● **EXERCISE DESCRIPTION**
Present every line in which the string "달성기준" appears.
— Begin RECORDS FOR THE TASK —
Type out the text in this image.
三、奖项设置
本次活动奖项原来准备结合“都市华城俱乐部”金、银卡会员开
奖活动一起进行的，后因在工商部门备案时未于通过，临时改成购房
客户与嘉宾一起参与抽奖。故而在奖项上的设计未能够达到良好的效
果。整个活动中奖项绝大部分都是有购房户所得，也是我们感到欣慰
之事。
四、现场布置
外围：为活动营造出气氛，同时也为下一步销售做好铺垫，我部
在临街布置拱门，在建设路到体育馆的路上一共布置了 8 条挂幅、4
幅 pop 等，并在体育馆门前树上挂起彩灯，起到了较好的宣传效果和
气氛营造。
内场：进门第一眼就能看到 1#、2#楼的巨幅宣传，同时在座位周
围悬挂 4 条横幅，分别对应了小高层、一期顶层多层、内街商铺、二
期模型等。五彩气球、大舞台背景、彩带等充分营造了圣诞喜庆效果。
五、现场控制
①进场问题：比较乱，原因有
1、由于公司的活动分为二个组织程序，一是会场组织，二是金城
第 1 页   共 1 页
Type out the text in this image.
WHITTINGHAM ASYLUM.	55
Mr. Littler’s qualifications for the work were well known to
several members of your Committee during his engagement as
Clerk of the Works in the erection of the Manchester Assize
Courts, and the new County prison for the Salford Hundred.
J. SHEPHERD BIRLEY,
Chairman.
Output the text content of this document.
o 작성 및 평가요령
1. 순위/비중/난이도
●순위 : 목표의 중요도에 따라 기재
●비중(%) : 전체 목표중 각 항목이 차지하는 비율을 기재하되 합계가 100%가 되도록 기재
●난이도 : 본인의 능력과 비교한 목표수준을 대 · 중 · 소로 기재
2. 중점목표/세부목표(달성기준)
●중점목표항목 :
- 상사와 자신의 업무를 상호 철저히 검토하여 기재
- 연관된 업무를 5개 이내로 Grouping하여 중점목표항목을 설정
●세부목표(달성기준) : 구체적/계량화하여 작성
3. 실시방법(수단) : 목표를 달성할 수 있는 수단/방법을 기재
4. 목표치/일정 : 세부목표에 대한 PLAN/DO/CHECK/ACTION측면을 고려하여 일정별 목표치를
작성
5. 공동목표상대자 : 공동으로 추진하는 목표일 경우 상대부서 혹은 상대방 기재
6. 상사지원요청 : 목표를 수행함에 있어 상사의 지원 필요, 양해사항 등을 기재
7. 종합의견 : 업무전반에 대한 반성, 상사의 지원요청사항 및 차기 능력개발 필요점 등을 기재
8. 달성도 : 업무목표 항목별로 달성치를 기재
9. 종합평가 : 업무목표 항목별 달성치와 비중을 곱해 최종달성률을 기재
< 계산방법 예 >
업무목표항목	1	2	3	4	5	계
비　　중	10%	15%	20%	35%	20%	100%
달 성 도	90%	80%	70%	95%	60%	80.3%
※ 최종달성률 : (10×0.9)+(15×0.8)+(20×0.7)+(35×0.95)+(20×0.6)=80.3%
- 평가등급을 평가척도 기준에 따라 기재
— End RECORDS FOR THE TASK —
● **FINISHED TASK**
2. 중점목표/세부목표(달성기준)
●세부목표(달성기준) : 구체적/계량화하여 작성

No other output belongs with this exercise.